### Data supplied
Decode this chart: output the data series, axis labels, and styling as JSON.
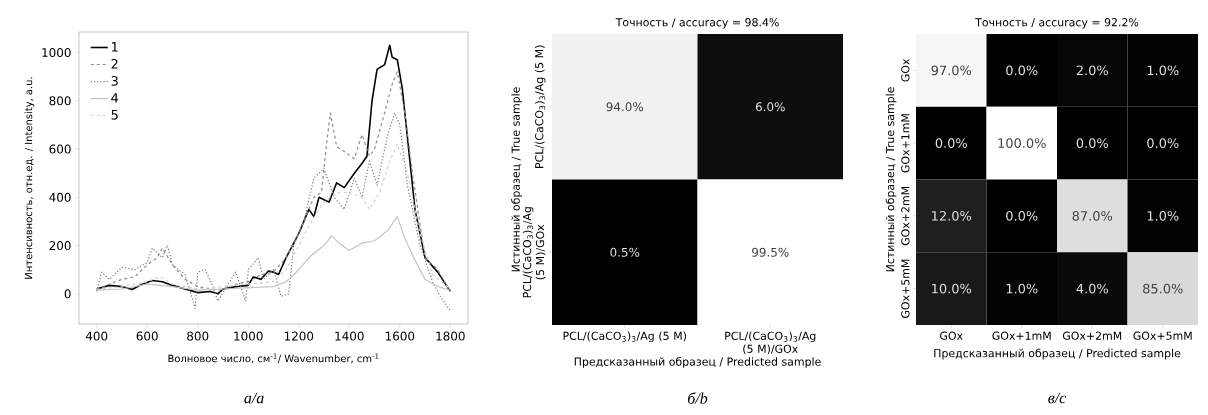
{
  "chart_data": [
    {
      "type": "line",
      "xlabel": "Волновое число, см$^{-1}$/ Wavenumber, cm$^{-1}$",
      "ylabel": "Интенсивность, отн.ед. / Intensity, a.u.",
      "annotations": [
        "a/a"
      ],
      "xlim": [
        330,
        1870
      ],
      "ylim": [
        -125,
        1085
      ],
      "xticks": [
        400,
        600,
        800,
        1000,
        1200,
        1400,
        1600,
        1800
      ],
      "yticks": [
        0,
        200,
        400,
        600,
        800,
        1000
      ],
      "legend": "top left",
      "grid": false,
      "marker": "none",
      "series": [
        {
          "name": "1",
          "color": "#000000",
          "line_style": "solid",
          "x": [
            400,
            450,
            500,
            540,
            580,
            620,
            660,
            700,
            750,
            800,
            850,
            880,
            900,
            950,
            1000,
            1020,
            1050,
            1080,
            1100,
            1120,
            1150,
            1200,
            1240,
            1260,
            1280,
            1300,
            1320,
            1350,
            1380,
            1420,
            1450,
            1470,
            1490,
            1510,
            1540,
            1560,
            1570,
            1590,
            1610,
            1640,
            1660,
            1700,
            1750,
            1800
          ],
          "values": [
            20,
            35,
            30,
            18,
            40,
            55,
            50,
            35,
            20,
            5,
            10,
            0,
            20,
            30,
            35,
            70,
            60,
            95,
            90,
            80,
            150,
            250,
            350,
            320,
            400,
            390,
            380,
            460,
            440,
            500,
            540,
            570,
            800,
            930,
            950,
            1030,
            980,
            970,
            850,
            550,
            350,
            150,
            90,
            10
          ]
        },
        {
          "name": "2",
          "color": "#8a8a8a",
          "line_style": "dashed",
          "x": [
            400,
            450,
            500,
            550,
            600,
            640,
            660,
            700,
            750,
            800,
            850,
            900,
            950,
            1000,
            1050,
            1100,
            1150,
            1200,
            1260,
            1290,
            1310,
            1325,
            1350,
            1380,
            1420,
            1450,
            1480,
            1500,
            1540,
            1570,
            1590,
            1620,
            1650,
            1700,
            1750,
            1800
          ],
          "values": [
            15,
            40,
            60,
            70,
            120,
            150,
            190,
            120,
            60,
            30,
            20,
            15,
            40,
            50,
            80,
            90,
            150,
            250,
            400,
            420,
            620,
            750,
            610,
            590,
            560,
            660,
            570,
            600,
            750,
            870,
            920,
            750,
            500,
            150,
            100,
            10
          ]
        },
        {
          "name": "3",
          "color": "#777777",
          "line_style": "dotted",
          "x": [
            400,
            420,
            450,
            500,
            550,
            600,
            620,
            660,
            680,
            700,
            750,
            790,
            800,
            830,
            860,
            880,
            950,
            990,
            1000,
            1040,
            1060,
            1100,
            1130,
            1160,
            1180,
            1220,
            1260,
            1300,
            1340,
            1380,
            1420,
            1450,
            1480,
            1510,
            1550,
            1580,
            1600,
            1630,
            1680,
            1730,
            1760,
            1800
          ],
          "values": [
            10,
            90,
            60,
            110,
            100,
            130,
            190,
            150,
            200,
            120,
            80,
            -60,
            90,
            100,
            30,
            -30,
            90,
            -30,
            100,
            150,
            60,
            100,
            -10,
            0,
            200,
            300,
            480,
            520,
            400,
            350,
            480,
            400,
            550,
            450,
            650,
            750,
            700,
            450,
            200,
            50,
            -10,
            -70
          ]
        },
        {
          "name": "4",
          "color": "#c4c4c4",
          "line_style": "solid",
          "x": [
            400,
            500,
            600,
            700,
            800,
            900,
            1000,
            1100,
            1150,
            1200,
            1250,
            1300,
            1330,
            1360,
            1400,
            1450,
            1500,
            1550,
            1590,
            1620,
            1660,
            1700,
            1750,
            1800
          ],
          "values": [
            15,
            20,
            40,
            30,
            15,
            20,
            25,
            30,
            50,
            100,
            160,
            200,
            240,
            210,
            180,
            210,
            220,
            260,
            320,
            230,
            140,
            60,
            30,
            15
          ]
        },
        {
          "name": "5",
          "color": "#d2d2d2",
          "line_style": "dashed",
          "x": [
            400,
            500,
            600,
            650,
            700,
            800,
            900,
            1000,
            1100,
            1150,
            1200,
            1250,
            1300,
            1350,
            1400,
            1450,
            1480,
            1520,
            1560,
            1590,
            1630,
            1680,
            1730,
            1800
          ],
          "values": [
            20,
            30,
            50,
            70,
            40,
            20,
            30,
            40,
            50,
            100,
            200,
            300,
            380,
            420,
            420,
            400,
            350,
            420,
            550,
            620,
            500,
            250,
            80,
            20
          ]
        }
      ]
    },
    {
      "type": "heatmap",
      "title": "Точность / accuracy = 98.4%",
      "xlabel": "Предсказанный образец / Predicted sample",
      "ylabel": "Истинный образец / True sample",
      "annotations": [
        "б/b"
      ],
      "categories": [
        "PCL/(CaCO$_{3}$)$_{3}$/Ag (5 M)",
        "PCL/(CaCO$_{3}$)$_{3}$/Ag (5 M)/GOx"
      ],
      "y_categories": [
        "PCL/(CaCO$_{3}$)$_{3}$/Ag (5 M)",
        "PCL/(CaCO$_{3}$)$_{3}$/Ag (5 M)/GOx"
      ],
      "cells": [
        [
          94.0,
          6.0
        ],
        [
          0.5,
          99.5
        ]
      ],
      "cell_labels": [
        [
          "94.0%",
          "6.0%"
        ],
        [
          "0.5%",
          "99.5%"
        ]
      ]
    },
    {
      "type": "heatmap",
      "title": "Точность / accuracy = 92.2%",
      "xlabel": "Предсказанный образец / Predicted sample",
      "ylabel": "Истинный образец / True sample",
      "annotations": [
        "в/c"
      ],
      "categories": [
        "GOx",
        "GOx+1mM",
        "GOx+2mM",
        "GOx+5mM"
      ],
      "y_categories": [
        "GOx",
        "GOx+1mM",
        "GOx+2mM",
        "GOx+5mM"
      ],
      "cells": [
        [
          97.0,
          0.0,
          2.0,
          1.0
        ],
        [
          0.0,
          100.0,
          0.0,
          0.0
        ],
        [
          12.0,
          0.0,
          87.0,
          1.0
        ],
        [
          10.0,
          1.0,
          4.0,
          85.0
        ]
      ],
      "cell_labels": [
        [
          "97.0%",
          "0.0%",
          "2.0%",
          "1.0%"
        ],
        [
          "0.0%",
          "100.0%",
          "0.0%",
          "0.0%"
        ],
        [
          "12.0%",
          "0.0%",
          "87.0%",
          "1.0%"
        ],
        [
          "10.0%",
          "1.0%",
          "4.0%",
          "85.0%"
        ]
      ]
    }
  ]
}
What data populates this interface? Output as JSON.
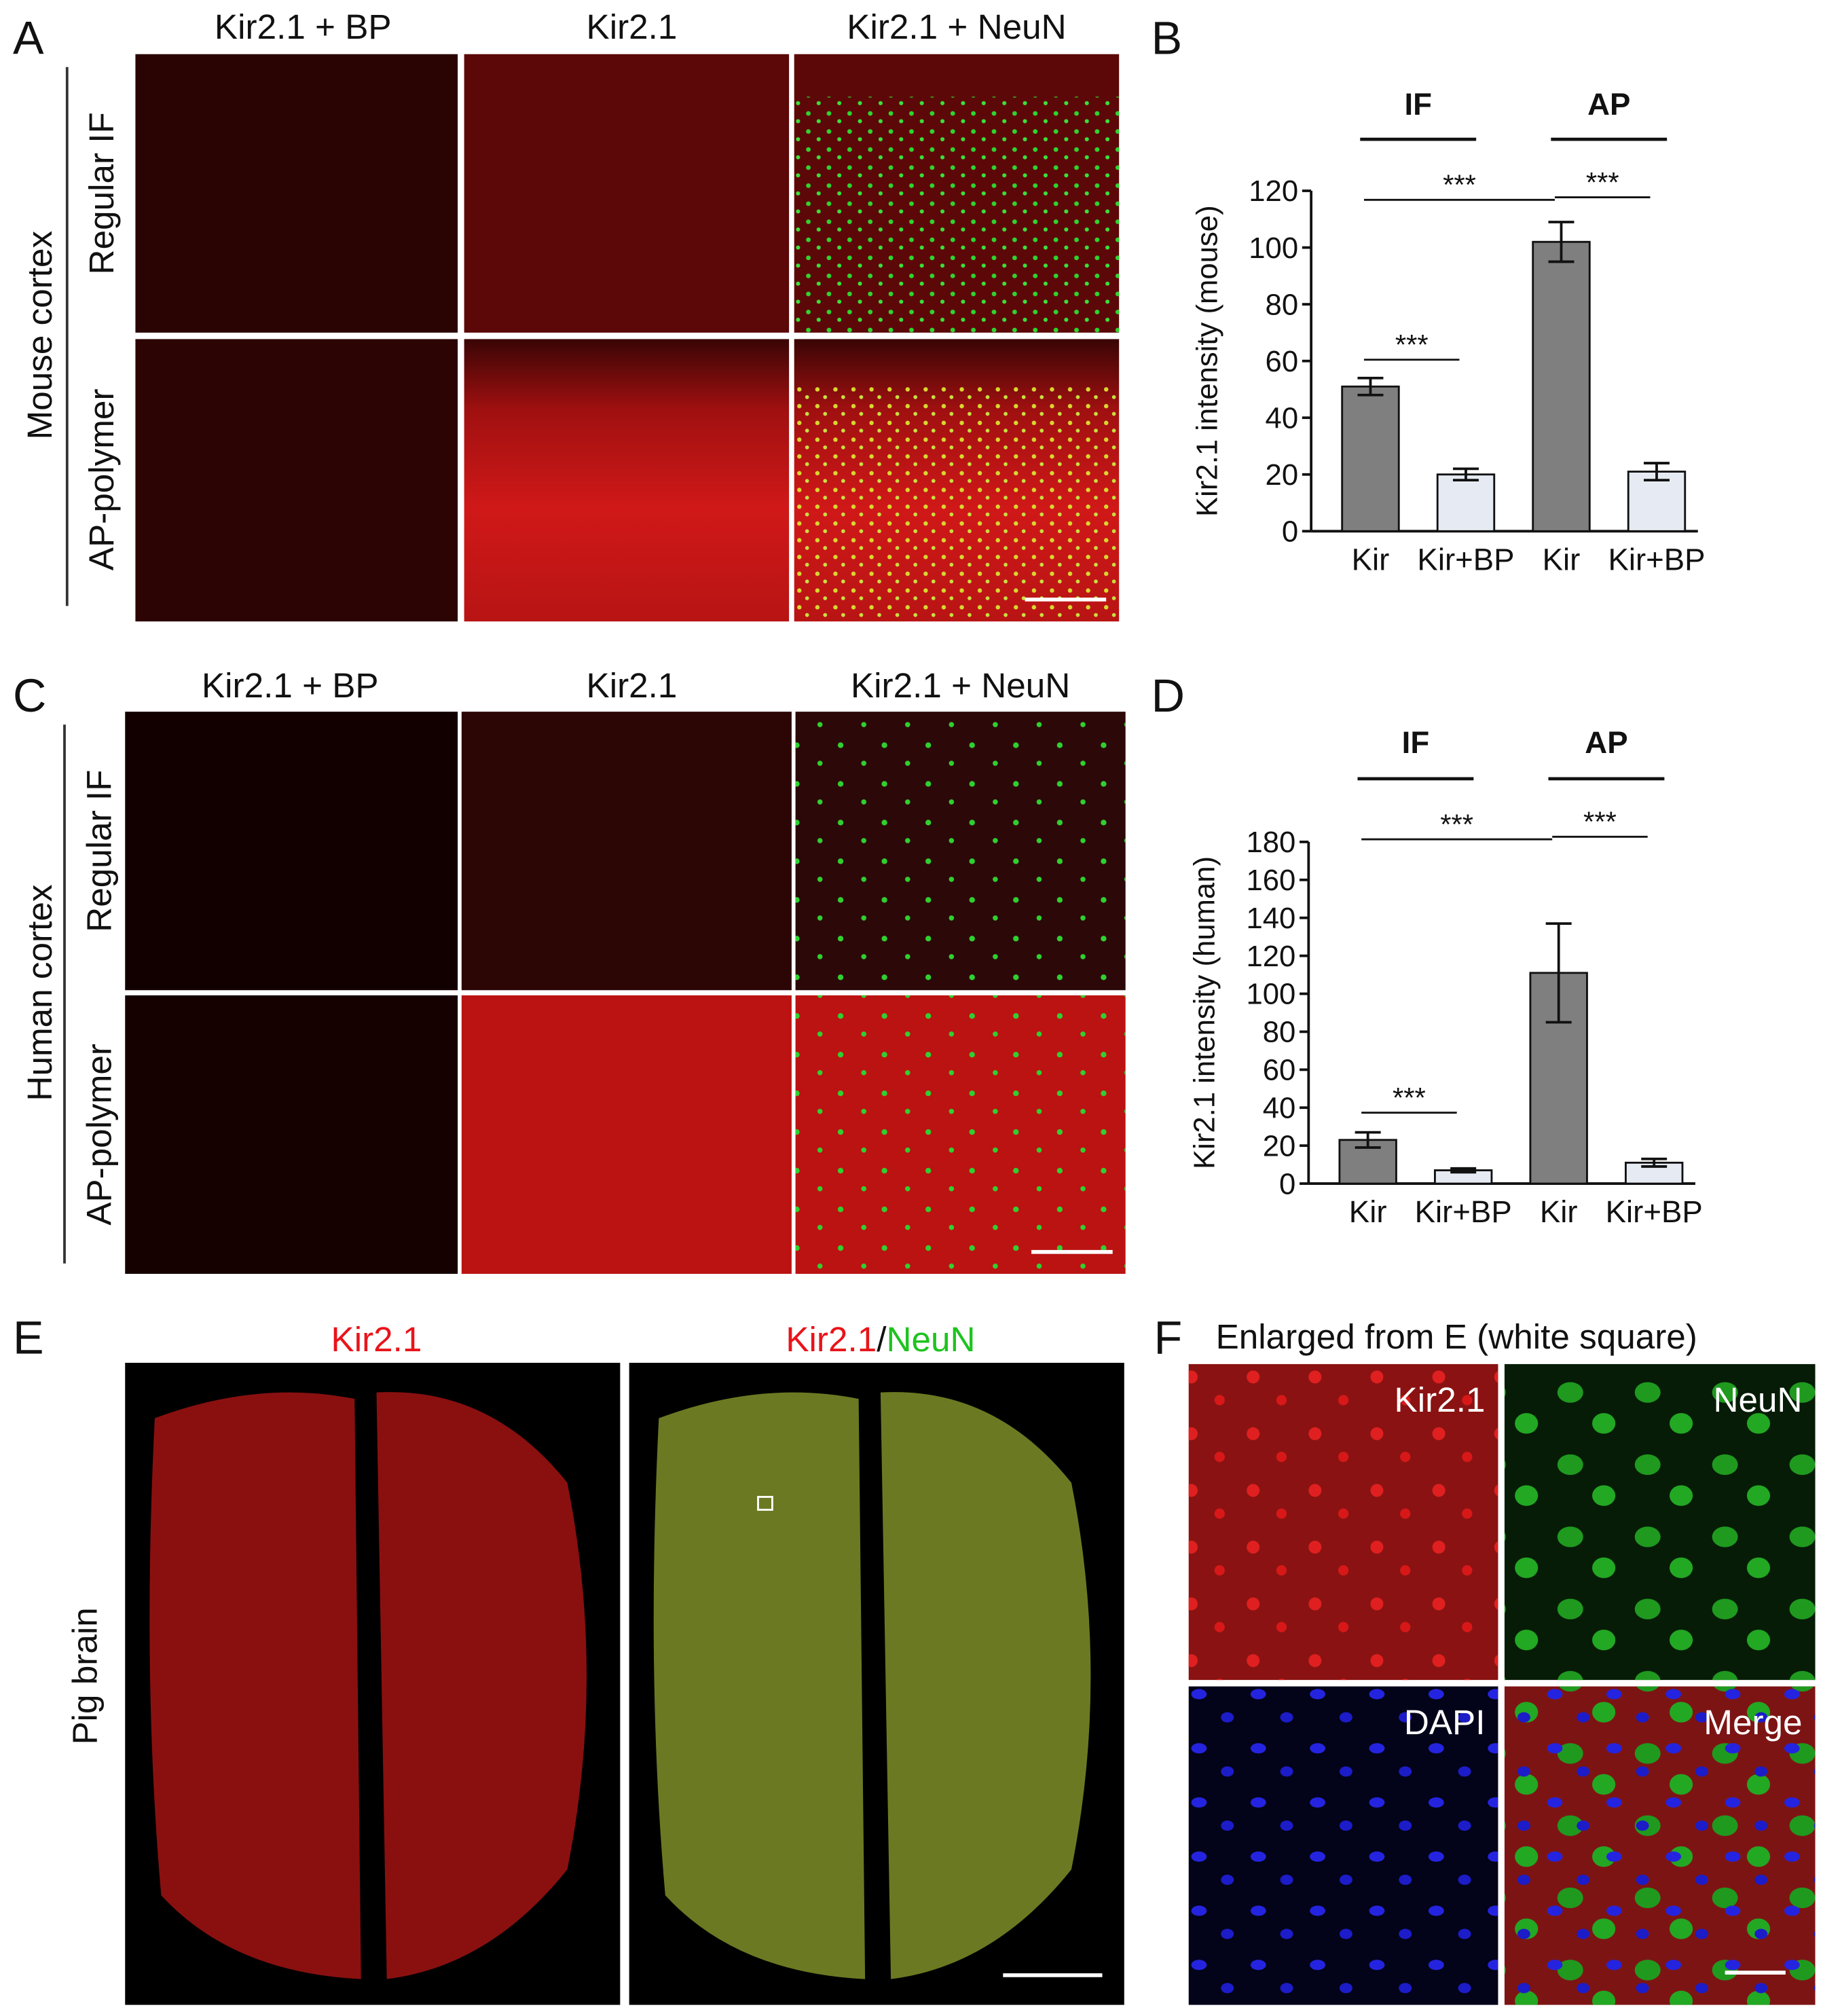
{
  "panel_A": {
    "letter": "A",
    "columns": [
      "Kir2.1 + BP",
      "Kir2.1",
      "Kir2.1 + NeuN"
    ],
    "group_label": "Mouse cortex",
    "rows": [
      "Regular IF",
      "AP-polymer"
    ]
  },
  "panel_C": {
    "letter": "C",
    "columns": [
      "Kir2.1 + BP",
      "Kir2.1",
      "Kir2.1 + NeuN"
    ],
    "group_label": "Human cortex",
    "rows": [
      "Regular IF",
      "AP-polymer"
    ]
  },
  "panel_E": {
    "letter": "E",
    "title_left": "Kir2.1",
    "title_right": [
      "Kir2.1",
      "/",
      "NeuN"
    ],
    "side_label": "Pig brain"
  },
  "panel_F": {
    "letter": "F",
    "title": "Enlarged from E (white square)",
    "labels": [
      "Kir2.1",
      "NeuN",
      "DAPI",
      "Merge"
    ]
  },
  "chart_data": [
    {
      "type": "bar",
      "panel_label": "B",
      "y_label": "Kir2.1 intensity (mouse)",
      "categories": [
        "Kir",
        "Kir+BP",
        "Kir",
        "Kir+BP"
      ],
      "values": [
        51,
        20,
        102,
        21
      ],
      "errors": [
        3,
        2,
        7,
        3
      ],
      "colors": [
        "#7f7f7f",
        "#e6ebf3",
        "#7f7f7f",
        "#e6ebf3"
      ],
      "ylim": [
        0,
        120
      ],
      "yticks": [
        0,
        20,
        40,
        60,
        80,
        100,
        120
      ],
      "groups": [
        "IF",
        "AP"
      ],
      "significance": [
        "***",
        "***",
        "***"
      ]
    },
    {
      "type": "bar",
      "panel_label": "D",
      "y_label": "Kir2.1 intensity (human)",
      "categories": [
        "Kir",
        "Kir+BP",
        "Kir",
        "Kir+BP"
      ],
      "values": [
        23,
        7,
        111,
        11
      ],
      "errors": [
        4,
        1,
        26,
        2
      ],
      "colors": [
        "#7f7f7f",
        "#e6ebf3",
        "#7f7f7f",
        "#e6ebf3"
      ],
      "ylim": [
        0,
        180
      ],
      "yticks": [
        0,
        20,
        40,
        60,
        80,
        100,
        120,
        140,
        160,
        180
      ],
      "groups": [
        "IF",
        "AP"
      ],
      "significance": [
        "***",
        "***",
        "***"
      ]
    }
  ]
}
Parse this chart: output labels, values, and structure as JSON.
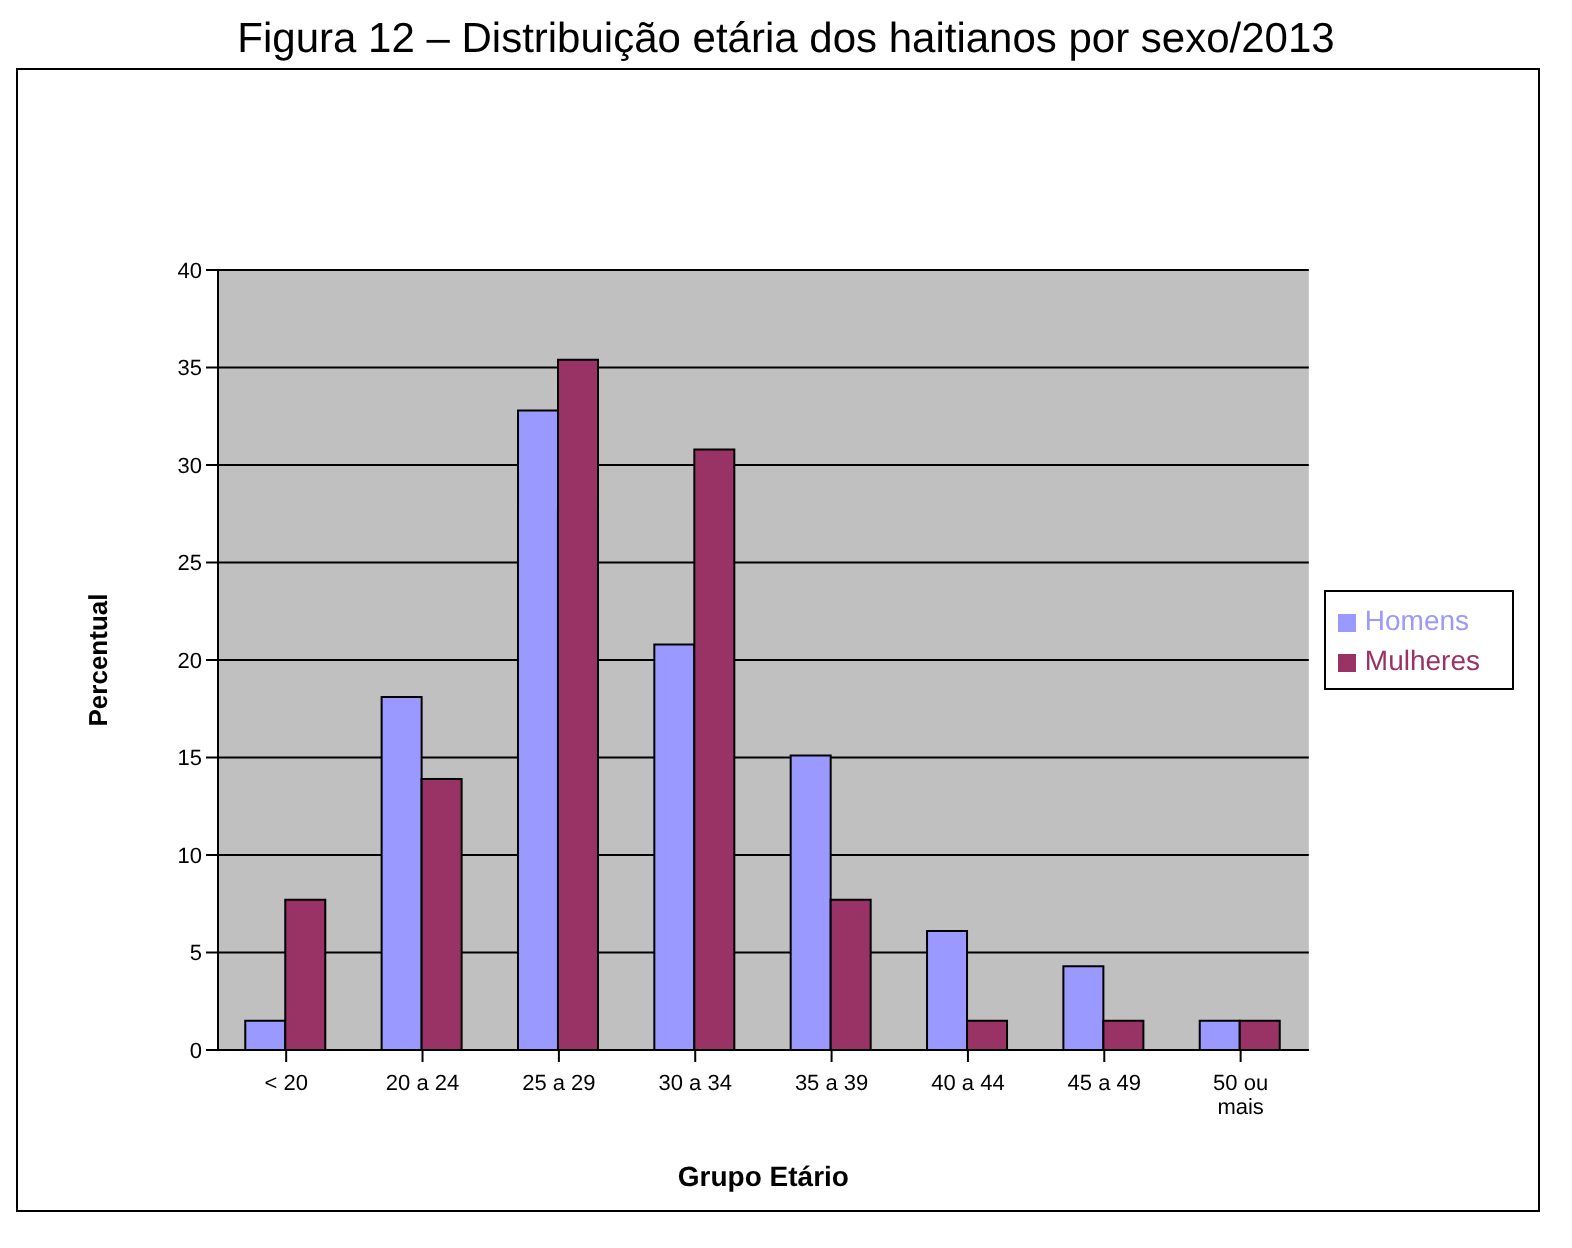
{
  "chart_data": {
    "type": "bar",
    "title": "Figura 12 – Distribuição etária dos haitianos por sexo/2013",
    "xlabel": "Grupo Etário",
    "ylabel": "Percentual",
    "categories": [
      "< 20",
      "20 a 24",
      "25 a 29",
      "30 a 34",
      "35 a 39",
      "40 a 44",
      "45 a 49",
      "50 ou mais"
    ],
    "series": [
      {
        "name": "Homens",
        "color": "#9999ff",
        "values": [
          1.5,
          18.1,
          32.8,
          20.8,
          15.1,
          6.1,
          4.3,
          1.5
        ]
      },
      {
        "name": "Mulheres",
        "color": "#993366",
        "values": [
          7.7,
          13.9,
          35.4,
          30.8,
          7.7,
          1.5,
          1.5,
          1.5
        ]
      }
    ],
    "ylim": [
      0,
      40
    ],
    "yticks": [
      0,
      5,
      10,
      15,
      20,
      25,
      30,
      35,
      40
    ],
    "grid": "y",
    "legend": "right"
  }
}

### Exercise goal
Check each line above for the word "this" and say how many have it, with nothing else.

### Solution
3